DIRECTIONS FOR THIS TASK: From the listing below, copy every line with the word "JSON".

DATA IN THIS EXERCISE:
▬▬▬▬▬▬▬▬▬▬

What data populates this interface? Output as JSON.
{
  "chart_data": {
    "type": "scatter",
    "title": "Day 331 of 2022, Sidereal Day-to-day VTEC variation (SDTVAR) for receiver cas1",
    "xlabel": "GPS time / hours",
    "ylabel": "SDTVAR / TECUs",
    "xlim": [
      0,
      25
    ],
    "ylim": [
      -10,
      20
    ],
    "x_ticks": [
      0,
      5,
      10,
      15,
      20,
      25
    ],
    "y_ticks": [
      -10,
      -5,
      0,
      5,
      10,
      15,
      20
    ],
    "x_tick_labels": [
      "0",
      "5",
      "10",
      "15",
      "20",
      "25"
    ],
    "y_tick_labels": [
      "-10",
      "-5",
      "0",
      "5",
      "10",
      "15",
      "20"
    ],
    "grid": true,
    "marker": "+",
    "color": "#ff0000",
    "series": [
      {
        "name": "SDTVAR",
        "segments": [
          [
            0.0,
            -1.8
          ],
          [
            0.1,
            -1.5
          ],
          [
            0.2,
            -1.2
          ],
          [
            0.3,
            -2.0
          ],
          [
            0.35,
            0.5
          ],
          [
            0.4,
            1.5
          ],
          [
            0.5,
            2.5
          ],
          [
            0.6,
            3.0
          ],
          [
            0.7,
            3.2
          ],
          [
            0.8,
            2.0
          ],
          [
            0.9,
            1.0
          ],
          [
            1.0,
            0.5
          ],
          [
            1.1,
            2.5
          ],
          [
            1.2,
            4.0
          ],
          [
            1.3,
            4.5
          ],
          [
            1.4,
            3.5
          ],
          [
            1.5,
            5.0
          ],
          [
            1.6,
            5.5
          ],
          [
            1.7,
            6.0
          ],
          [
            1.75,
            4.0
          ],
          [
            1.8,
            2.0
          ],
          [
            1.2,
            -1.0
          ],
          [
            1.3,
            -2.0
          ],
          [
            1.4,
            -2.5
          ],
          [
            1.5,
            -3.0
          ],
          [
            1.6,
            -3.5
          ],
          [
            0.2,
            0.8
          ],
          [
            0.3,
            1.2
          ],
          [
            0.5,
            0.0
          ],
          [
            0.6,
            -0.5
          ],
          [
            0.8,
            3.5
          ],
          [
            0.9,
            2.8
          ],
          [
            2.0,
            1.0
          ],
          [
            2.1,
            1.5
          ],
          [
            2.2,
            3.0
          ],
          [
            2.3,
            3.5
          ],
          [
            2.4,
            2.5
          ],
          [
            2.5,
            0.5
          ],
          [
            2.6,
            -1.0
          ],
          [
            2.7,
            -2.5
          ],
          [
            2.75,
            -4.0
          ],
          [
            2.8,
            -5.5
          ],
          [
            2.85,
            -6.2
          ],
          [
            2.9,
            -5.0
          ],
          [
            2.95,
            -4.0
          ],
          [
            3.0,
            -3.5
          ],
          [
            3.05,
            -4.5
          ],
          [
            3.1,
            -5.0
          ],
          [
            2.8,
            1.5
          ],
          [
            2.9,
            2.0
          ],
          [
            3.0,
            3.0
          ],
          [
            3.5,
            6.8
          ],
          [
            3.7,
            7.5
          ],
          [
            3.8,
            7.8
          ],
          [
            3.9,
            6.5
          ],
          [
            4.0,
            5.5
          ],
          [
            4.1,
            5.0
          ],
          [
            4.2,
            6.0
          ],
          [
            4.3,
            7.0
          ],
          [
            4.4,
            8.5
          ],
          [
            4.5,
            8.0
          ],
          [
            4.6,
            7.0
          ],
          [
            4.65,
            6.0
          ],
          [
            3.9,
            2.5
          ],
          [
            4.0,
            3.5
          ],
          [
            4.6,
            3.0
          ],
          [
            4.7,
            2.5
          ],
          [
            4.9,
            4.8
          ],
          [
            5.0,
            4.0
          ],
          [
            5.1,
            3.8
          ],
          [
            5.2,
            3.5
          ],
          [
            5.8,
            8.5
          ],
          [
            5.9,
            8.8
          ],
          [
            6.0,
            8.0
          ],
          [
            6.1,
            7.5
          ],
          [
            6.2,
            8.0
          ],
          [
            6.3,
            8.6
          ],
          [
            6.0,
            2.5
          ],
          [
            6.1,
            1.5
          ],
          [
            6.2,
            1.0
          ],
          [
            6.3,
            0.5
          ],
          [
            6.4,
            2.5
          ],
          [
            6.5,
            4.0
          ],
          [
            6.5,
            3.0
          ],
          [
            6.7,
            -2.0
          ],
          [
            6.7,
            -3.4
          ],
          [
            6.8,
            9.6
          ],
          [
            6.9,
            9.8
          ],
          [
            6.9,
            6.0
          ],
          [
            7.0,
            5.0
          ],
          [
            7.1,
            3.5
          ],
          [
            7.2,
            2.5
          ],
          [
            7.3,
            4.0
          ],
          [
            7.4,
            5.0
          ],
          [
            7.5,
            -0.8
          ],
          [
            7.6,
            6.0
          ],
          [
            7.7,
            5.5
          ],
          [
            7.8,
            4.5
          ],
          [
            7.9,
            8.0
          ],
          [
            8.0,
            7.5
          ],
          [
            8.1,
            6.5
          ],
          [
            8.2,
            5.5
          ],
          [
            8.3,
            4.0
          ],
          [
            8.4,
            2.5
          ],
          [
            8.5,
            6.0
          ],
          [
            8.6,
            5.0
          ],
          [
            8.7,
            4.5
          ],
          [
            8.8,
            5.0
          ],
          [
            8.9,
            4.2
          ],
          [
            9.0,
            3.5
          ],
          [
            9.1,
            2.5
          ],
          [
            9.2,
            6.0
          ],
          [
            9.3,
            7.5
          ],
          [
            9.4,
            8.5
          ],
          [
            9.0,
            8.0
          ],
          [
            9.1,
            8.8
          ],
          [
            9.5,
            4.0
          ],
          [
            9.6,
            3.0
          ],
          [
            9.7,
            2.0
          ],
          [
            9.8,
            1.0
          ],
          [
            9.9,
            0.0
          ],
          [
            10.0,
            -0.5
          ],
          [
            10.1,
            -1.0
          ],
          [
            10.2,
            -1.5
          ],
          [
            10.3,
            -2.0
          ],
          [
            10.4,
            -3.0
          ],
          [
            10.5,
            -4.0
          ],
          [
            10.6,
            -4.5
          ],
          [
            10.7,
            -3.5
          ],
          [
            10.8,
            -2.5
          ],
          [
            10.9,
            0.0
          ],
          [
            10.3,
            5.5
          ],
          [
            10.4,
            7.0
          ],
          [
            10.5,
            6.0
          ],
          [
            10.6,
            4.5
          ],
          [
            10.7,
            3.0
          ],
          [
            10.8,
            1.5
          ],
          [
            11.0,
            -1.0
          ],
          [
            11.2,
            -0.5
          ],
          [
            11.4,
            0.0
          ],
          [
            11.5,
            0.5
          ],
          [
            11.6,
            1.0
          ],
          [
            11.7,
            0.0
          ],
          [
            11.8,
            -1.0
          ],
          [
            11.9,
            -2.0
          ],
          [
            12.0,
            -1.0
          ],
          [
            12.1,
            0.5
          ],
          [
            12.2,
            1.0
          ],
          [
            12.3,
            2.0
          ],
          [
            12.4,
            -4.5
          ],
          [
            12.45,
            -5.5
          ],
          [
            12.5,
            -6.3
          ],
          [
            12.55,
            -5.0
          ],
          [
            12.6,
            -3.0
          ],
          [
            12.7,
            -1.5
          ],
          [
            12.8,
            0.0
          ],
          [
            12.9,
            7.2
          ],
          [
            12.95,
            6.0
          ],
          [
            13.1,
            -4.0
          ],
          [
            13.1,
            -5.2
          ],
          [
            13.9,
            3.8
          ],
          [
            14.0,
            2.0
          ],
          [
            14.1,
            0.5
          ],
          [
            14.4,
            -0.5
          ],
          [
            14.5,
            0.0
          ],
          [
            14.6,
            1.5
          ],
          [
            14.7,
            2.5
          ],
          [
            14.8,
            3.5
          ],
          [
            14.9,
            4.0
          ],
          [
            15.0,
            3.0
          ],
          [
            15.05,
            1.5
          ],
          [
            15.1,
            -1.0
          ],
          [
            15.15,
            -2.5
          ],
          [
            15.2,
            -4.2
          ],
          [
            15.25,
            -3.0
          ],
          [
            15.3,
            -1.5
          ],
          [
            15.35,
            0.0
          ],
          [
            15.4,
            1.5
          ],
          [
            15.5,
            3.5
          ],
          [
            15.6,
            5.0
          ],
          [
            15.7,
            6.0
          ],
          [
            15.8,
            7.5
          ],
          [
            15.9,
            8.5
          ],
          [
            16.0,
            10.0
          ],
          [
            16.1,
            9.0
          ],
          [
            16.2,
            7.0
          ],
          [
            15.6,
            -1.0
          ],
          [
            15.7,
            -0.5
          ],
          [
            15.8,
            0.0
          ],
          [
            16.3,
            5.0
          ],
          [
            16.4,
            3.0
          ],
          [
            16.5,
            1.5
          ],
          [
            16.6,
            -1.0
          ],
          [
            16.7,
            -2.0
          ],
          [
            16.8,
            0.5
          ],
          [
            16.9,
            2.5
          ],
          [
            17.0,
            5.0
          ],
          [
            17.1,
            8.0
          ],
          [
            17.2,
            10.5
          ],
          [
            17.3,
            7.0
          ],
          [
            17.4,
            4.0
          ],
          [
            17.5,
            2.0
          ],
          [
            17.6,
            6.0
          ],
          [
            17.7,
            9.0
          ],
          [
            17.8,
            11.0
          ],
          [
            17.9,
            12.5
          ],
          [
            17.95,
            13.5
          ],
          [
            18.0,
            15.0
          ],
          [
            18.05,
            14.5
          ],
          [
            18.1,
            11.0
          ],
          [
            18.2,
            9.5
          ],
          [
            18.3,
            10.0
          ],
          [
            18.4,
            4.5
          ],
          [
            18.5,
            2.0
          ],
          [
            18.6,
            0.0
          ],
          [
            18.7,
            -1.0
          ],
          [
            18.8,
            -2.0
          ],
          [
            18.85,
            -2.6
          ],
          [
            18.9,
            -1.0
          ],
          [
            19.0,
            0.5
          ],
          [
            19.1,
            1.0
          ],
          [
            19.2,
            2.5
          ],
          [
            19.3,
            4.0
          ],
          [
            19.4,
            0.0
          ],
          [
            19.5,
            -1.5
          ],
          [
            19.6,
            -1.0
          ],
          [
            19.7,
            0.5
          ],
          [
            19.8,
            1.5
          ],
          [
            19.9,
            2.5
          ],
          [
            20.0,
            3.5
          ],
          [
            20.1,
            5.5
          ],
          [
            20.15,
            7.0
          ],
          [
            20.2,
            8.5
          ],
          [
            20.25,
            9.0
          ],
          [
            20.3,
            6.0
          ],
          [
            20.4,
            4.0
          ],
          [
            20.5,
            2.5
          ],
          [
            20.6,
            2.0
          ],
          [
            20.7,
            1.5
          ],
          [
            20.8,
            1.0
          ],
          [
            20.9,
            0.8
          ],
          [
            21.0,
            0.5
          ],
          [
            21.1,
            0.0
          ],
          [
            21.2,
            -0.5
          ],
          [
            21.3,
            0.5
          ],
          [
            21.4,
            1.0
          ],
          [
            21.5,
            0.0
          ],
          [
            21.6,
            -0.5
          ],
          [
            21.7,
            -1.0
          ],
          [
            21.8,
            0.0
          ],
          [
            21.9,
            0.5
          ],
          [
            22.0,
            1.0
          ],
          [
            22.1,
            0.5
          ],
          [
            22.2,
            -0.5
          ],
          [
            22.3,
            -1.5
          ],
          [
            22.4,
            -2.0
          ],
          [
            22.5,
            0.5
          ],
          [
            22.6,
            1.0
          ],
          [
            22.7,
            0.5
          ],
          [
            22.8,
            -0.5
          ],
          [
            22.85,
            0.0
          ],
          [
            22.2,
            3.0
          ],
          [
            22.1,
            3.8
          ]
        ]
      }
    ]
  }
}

▬▬▬▬▬▬▬▬▬▬

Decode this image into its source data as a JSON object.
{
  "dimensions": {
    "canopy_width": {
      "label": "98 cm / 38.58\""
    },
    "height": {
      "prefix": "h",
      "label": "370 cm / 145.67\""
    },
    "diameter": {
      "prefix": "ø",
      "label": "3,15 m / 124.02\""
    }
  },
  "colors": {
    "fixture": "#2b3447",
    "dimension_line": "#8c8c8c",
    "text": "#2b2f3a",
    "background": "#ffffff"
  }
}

▬▬▬▬▬▬▬▬▬▬

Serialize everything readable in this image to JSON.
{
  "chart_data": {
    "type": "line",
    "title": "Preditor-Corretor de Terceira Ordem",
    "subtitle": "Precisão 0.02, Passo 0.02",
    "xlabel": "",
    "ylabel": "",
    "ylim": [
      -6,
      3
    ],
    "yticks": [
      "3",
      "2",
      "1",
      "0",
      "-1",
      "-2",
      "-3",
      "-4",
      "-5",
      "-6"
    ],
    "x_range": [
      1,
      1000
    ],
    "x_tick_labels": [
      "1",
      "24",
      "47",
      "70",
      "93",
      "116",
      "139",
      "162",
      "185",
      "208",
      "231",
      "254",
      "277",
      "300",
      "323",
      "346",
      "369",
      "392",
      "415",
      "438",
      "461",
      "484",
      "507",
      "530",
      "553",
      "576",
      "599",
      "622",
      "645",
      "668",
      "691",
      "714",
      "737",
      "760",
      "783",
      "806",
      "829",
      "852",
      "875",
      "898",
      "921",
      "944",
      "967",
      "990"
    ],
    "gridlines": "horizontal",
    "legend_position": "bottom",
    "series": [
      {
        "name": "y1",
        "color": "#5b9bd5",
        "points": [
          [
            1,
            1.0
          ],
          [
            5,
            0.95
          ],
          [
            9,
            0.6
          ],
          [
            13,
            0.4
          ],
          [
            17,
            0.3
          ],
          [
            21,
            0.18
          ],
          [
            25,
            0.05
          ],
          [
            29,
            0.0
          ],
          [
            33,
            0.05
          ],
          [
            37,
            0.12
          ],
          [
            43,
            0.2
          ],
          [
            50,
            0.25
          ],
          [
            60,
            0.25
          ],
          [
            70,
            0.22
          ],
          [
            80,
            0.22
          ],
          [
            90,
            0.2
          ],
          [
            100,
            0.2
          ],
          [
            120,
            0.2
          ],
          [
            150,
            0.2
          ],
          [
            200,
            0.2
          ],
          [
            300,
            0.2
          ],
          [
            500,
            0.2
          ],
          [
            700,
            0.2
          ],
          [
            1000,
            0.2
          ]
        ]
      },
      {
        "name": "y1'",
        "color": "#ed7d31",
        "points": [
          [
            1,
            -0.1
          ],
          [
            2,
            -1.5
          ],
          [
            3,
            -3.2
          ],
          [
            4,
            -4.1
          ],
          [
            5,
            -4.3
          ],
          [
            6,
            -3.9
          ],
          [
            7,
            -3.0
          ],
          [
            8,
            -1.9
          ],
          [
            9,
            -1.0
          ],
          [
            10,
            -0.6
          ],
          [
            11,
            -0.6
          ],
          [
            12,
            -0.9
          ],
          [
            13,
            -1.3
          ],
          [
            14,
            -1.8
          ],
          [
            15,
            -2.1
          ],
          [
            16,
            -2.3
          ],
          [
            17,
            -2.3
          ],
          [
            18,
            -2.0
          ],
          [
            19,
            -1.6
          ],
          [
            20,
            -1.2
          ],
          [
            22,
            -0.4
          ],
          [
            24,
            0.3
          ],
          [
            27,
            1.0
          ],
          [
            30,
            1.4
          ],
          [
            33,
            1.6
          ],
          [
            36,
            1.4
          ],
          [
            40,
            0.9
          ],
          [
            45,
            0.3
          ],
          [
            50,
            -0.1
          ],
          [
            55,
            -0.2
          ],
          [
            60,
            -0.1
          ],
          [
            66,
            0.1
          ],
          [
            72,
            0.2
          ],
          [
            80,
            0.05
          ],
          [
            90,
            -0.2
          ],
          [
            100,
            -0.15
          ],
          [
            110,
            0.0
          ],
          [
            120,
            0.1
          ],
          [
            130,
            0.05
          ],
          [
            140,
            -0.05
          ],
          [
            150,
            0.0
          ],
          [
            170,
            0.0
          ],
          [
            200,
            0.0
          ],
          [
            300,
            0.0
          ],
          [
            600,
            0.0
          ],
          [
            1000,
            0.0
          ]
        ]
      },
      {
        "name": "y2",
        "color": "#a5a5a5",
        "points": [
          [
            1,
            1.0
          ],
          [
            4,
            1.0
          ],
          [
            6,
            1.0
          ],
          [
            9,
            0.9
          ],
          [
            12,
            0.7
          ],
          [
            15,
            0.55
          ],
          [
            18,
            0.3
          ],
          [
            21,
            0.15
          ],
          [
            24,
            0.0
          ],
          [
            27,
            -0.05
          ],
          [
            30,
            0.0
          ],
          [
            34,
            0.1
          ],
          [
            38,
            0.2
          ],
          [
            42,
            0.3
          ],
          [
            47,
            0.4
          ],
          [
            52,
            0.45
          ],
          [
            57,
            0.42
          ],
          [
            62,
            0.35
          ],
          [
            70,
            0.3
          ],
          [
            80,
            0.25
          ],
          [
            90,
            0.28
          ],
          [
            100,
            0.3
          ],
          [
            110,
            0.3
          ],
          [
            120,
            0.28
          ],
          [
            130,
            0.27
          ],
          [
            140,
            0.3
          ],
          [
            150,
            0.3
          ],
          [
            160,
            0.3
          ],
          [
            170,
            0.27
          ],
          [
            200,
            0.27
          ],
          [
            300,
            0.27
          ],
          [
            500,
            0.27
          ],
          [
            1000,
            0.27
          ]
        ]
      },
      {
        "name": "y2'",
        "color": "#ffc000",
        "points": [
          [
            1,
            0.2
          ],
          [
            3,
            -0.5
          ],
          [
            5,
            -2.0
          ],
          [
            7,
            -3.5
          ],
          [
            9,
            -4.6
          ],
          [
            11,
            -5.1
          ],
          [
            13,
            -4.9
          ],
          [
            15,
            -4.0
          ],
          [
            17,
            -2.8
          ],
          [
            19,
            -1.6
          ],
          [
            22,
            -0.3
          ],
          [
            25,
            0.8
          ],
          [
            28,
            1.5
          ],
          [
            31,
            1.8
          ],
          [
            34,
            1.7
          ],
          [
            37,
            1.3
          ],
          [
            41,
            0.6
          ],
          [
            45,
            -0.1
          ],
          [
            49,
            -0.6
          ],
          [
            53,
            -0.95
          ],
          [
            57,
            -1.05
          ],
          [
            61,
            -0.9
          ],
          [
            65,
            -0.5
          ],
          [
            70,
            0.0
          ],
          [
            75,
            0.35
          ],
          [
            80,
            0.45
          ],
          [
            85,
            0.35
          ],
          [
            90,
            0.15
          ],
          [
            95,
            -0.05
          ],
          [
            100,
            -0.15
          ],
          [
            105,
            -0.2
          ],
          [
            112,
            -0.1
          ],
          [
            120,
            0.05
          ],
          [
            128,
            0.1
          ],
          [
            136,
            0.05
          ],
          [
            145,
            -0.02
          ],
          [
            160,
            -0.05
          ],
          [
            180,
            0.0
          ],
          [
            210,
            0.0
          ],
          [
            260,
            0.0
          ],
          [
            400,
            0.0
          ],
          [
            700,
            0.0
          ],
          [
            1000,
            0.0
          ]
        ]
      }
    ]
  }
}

▬▬▬▬▬▬▬▬▬▬

OUTPUT BELOW:
What data populates this interface? Output as JSON.
Decode this image into its source data as a JSON object.
Serialize everything readable in this image to JSON.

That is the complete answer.